Start of Data for the task

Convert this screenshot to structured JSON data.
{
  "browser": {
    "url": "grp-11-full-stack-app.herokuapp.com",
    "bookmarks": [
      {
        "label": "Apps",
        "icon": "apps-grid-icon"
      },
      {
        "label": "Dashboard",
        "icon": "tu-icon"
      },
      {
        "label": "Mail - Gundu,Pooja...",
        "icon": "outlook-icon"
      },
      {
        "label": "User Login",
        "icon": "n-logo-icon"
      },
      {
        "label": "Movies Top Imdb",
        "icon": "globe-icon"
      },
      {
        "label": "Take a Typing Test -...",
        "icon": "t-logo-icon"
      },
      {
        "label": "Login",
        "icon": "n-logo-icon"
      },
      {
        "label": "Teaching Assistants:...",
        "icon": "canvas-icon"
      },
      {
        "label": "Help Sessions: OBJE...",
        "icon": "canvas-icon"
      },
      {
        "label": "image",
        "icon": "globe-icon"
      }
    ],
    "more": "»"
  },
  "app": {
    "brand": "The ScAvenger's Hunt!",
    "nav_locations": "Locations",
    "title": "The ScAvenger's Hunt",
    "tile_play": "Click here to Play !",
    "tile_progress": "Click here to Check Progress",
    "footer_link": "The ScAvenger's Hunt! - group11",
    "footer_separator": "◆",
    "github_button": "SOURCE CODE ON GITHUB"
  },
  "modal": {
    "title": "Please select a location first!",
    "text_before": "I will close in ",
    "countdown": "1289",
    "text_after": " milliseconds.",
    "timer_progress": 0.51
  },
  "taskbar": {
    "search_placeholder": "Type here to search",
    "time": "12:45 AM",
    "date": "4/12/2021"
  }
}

End of Data for the task

**Problem to solve:** In the records above, collect each line with "title".

**Finished answer:**
    "title": "The ScAvenger's Hunt",
    "title": "Please select a location first!",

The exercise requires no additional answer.